╭──

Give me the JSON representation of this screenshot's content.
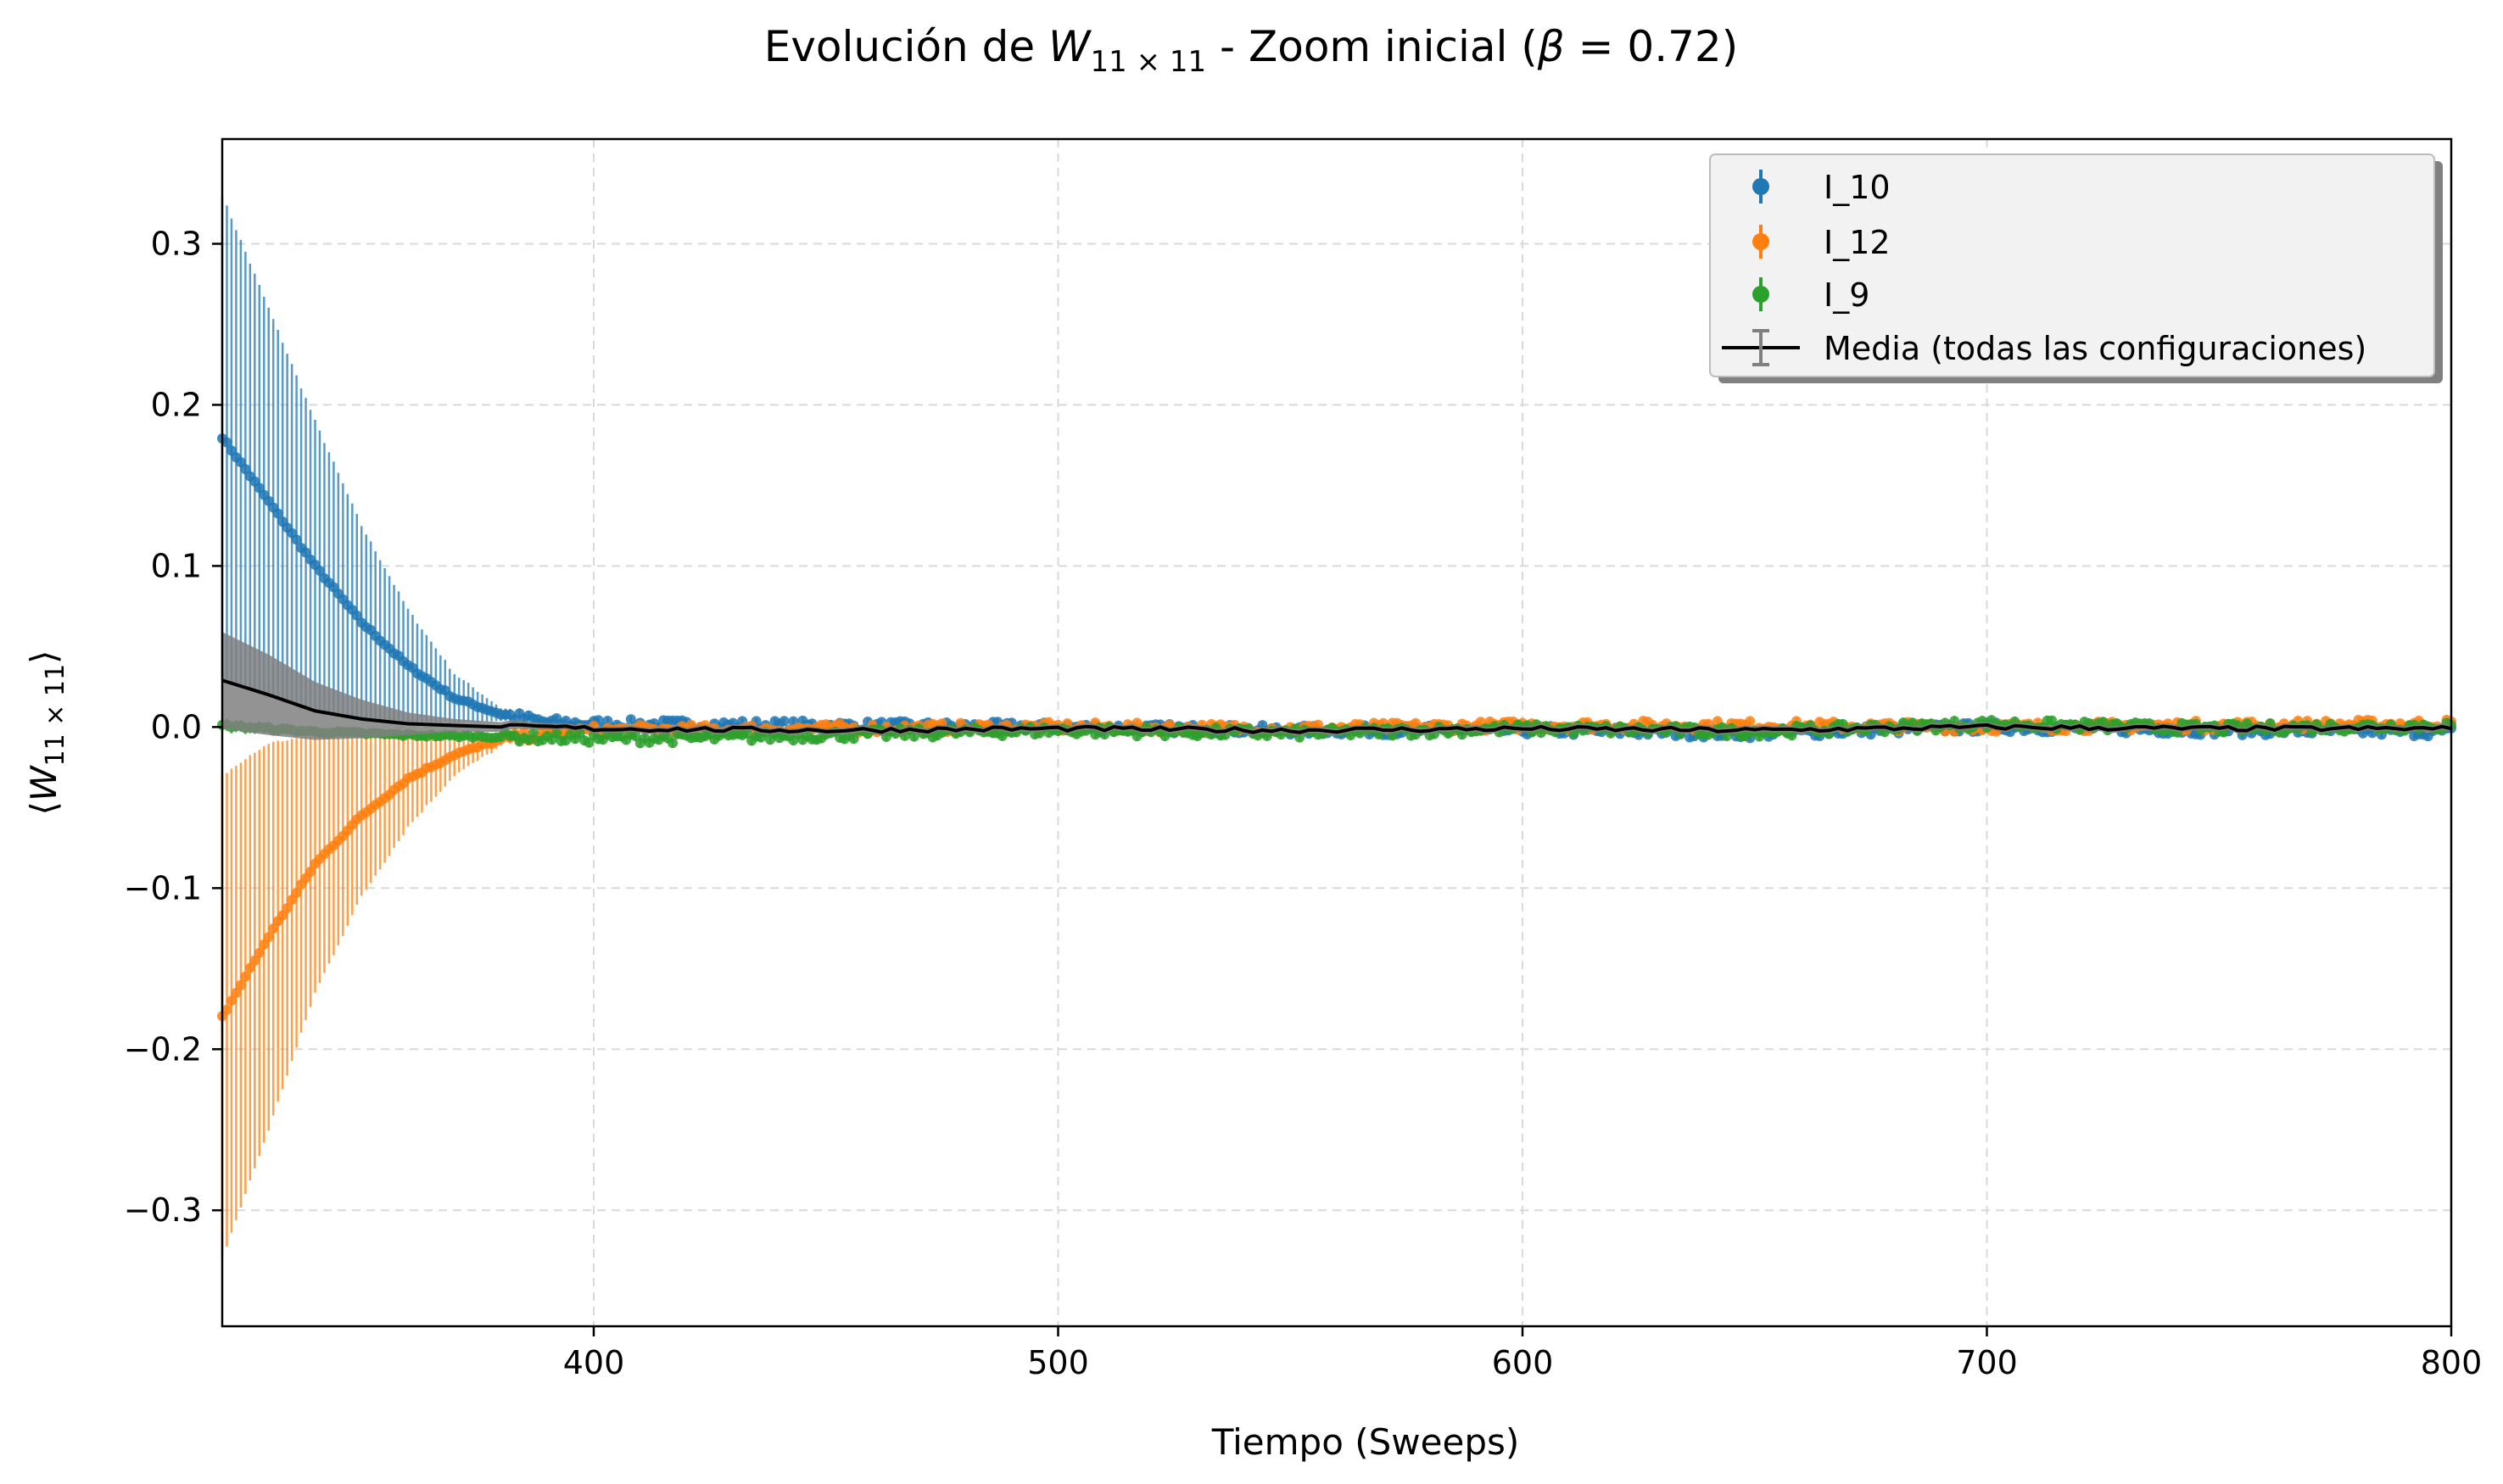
{
  "chart_data": {
    "type": "line",
    "title": {
      "prefix": "Evolución de ",
      "symbol": "W",
      "symbol_sub": "11 × 11",
      "middle": " - Zoom inicial (",
      "beta": "β",
      "beta_rest": " = 0.72)"
    },
    "xlabel": "Tiempo (Sweeps)",
    "ylabel": {
      "open": "⟨",
      "symbol": "W",
      "symbol_sub": "11 × 11",
      "close": "⟩"
    },
    "xlim": [
      320,
      800
    ],
    "ylim": [
      -0.372,
      0.365
    ],
    "x_ticks": [
      400,
      500,
      600,
      700,
      800
    ],
    "x_tick_labels": [
      "400",
      "500",
      "600",
      "700",
      "800"
    ],
    "y_ticks": [
      0.3,
      0.2,
      0.1,
      0.0,
      -0.1,
      -0.2,
      -0.3
    ],
    "y_tick_labels": [
      "0.3",
      "0.2",
      "0.1",
      "0.0",
      "−0.1",
      "−0.2",
      "−0.3"
    ],
    "grid": true,
    "legend_position": "top-right",
    "series": [
      {
        "name": "I_10",
        "color": "#1f77b4",
        "x": [
          320,
          330,
          340,
          350,
          360,
          370,
          380,
          390,
          400,
          450,
          500,
          550,
          600,
          650,
          700,
          750,
          800
        ],
        "values": [
          0.18,
          0.14,
          0.1,
          0.065,
          0.038,
          0.018,
          0.008,
          0.003,
          0.002,
          0.001,
          0.0,
          -0.002,
          -0.002,
          -0.004,
          0.0,
          -0.002,
          -0.003
        ],
        "errors": [
          0.15,
          0.12,
          0.09,
          0.06,
          0.035,
          0.015,
          0.004,
          0.002,
          0.002,
          0.002,
          0.002,
          0.002,
          0.002,
          0.002,
          0.002,
          0.002,
          0.002
        ]
      },
      {
        "name": "I_12",
        "color": "#ff7f0e",
        "x": [
          320,
          330,
          340,
          350,
          360,
          370,
          380,
          390,
          400,
          450,
          500,
          550,
          600,
          650,
          700,
          750,
          800
        ],
        "values": [
          -0.18,
          -0.13,
          -0.085,
          -0.055,
          -0.032,
          -0.017,
          -0.008,
          -0.004,
          -0.002,
          -0.001,
          0.0,
          -0.001,
          0.001,
          0.001,
          0.0,
          0.001,
          0.002
        ],
        "errors": [
          0.15,
          0.12,
          0.08,
          0.05,
          0.03,
          0.013,
          0.004,
          0.002,
          0.002,
          0.002,
          0.002,
          0.002,
          0.002,
          0.002,
          0.002,
          0.002,
          0.002
        ]
      },
      {
        "name": "I_9",
        "color": "#2ca02c",
        "x": [
          320,
          340,
          360,
          380,
          400,
          420,
          450,
          500,
          550,
          600,
          650,
          700,
          750,
          800
        ],
        "values": [
          0.001,
          -0.003,
          -0.005,
          -0.006,
          -0.007,
          -0.007,
          -0.005,
          -0.002,
          -0.004,
          -0.001,
          -0.003,
          0.002,
          -0.001,
          0.001
        ],
        "errors": [
          0.004,
          0.003,
          0.003,
          0.003,
          0.003,
          0.003,
          0.003,
          0.003,
          0.003,
          0.003,
          0.003,
          0.003,
          0.003,
          0.003
        ]
      },
      {
        "name": "Media (todas las configuraciones)",
        "color": "#000000",
        "band_color": "#808080",
        "x": [
          320,
          330,
          340,
          350,
          360,
          370,
          380,
          390,
          400,
          450,
          500,
          550,
          600,
          650,
          700,
          750,
          800
        ],
        "values": [
          0.029,
          0.02,
          0.01,
          0.005,
          0.002,
          0.001,
          0.0,
          0.0,
          -0.001,
          -0.002,
          -0.001,
          -0.002,
          -0.001,
          -0.002,
          0.0,
          -0.001,
          -0.001
        ],
        "errors": [
          0.03,
          0.025,
          0.018,
          0.012,
          0.007,
          0.004,
          0.003,
          0.002,
          0.002,
          0.002,
          0.002,
          0.002,
          0.002,
          0.002,
          0.002,
          0.002,
          0.002
        ]
      }
    ]
  }
}
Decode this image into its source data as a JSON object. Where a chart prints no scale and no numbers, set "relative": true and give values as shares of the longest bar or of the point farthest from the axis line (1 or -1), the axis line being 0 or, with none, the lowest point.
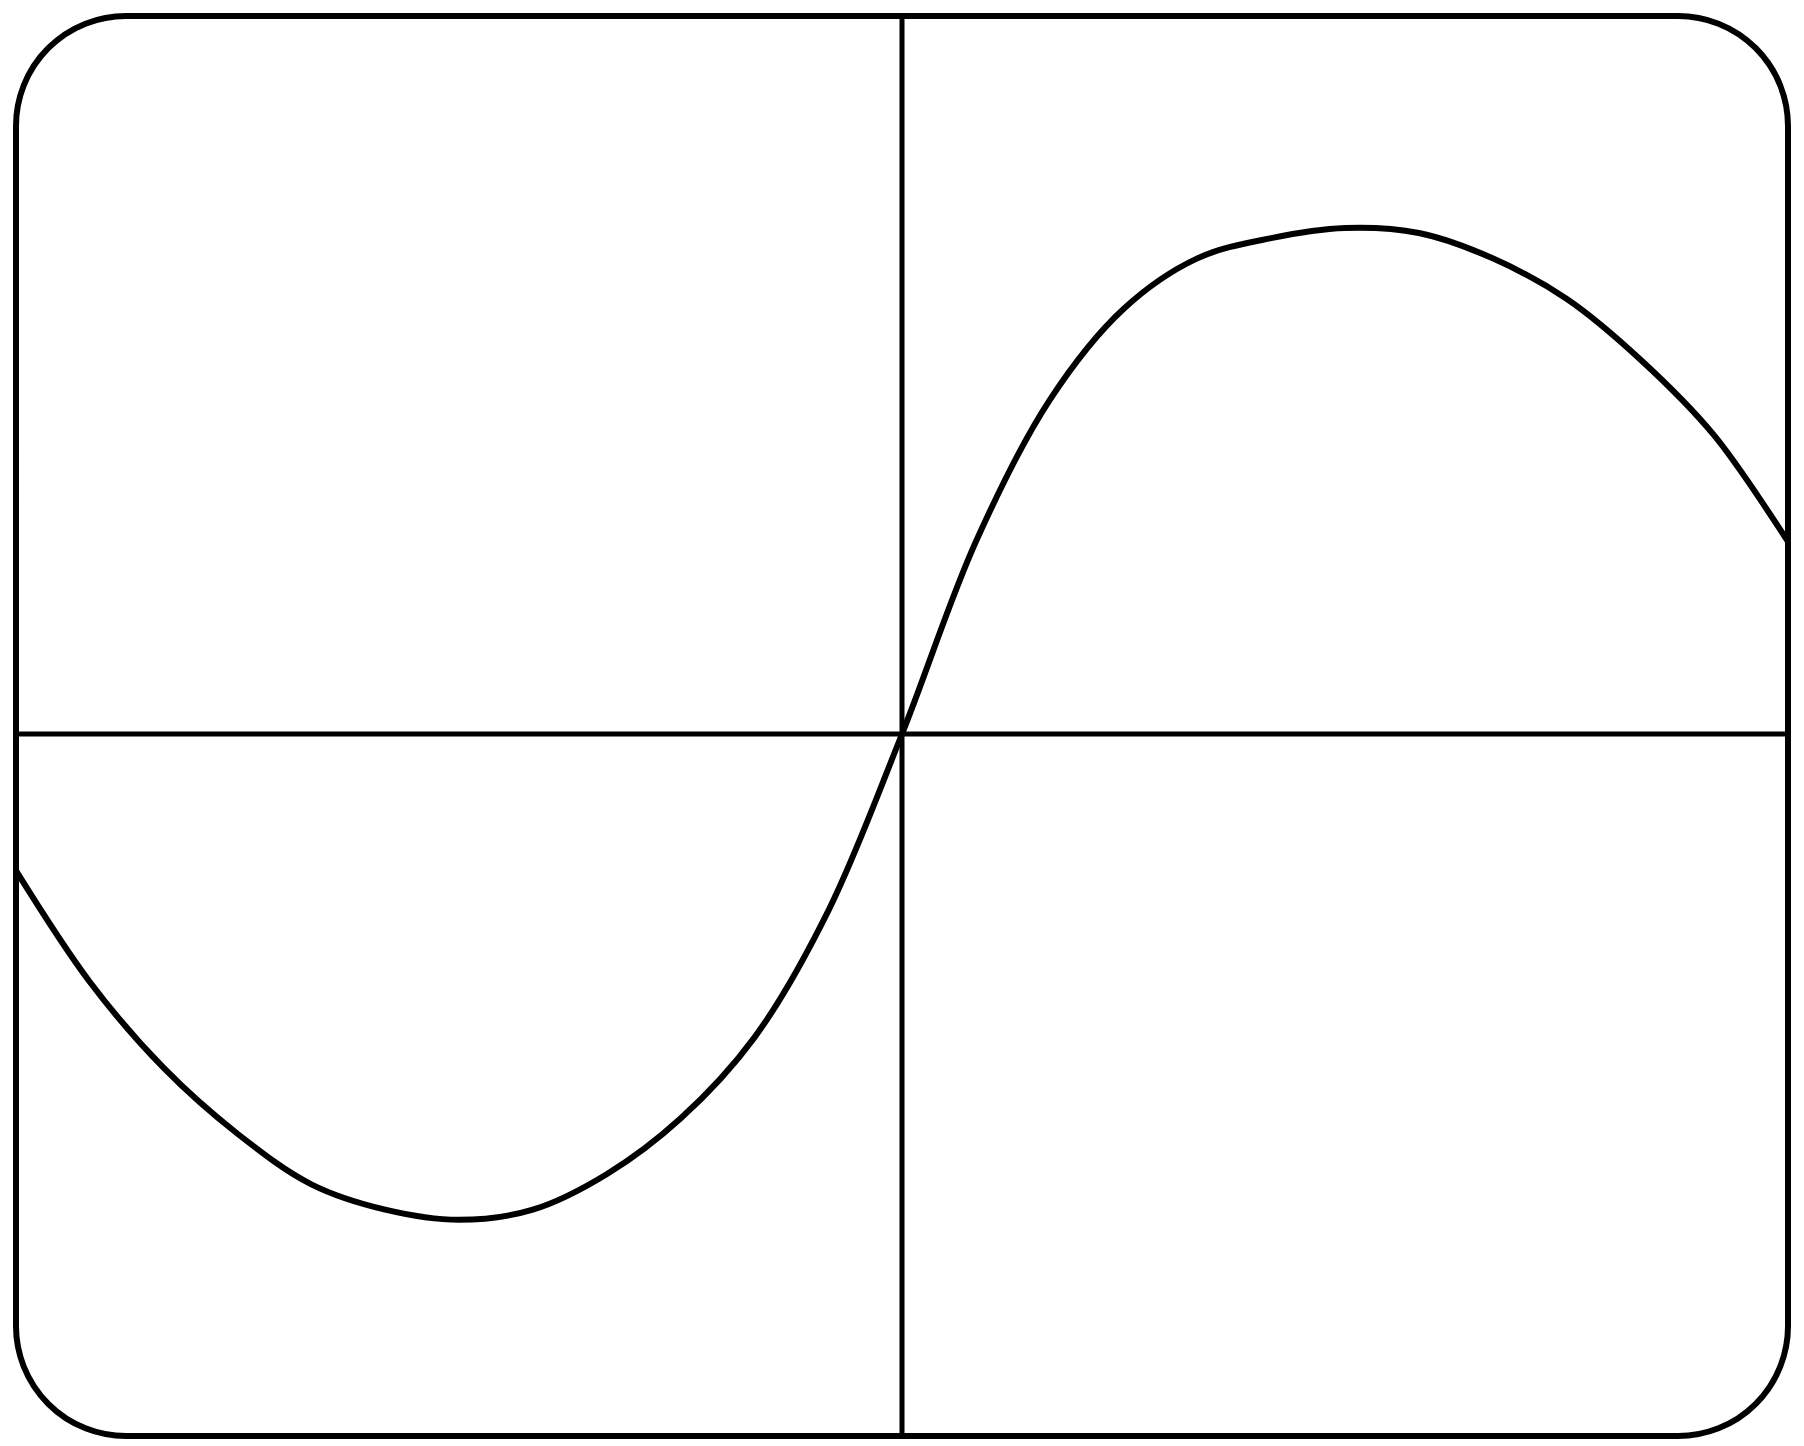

╰──

WHAT YOU SHOULD DO.
Each entry shown above must be quoted exactly, with its pictures left out.

FULL SOLUTION.
Give me the JSON representation of this screenshot's content.
{
  "chart_data": {
    "type": "line",
    "title": {
      "prefix": "Evolución de ",
      "symbol": "W",
      "symbol_sub": "11 × 11",
      "middle": " - Zoom inicial (",
      "beta": "β",
      "beta_rest": " = 0.72)"
    },
    "xlabel": "Tiempo (Sweeps)",
    "ylabel": {
      "open": "⟨",
      "symbol": "W",
      "symbol_sub": "11 × 11",
      "close": "⟩"
    },
    "xlim": [
      320,
      800
    ],
    "ylim": [
      -0.372,
      0.365
    ],
    "x_ticks": [
      400,
      500,
      600,
      700,
      800
    ],
    "x_tick_labels": [
      "400",
      "500",
      "600",
      "700",
      "800"
    ],
    "y_ticks": [
      0.3,
      0.2,
      0.1,
      0.0,
      -0.1,
      -0.2,
      -0.3
    ],
    "y_tick_labels": [
      "0.3",
      "0.2",
      "0.1",
      "0.0",
      "−0.1",
      "−0.2",
      "−0.3"
    ],
    "grid": true,
    "legend_position": "top-right",
    "series": [
      {
        "name": "I_10",
        "color": "#1f77b4",
        "x": [
          320,
          330,
          340,
          350,
          360,
          370,
          380,
          390,
          400,
          450,
          500,
          550,
          600,
          650,
          700,
          750,
          800
        ],
        "values": [
          0.18,
          0.14,
          0.1,
          0.065,
          0.038,
          0.018,
          0.008,
          0.003,
          0.002,
          0.001,
          0.0,
          -0.002,
          -0.002,
          -0.004,
          0.0,
          -0.002,
          -0.003
        ],
        "errors": [
          0.15,
          0.12,
          0.09,
          0.06,
          0.035,
          0.015,
          0.004,
          0.002,
          0.002,
          0.002,
          0.002,
          0.002,
          0.002,
          0.002,
          0.002,
          0.002,
          0.002
        ]
      },
      {
        "name": "I_12",
        "color": "#ff7f0e",
        "x": [
          320,
          330,
          340,
          350,
          360,
          370,
          380,
          390,
          400,
          450,
          500,
          550,
          600,
          650,
          700,
          750,
          800
        ],
        "values": [
          -0.18,
          -0.13,
          -0.085,
          -0.055,
          -0.032,
          -0.017,
          -0.008,
          -0.004,
          -0.002,
          -0.001,
          0.0,
          -0.001,
          0.001,
          0.001,
          0.0,
          0.001,
          0.002
        ],
        "errors": [
          0.15,
          0.12,
          0.08,
          0.05,
          0.03,
          0.013,
          0.004,
          0.002,
          0.002,
          0.002,
          0.002,
          0.002,
          0.002,
          0.002,
          0.002,
          0.002,
          0.002
        ]
      },
      {
        "name": "I_9",
        "color": "#2ca02c",
        "x": [
          320,
          340,
          360,
          380,
          400,
          420,
          450,
          500,
          550,
          600,
          650,
          700,
          750,
          800
        ],
        "values": [
          0.001,
          -0.003,
          -0.005,
          -0.006,
          -0.007,
          -0.007,
          -0.005,
          -0.002,
          -0.004,
          -0.001,
          -0.003,
          0.002,
          -0.001,
          0.001
        ],
        "errors": [
          0.004,
          0.003,
          0.003,
          0.003,
          0.003,
          0.003,
          0.003,
          0.003,
          0.003,
          0.003,
          0.003,
          0.003,
          0.003,
          0.003
        ]
      },
      {
        "name": "Media (todas las configuraciones)",
        "color": "#000000",
        "band_color": "#808080",
        "x": [
          320,
          330,
          340,
          350,
          360,
          370,
          380,
          390,
          400,
          450,
          500,
          550,
          600,
          650,
          700,
          750,
          800
        ],
        "values": [
          0.029,
          0.02,
          0.01,
          0.005,
          0.002,
          0.001,
          0.0,
          0.0,
          -0.001,
          -0.002,
          -0.001,
          -0.002,
          -0.001,
          -0.002,
          0.0,
          -0.001,
          -0.001
        ],
        "errors": [
          0.03,
          0.025,
          0.018,
          0.012,
          0.007,
          0.004,
          0.003,
          0.002,
          0.002,
          0.002,
          0.002,
          0.002,
          0.002,
          0.002,
          0.002,
          0.002,
          0.002
        ]
      }
    ]
  }
}
Decode this image into its source data as a JSON object. Where a chart prints no scale and no numbers, set "relative": true and give values as shares of the longest bar or of the point farthest from the axis line (1 or -1), the axis line being 0 or, with none, the lowest point.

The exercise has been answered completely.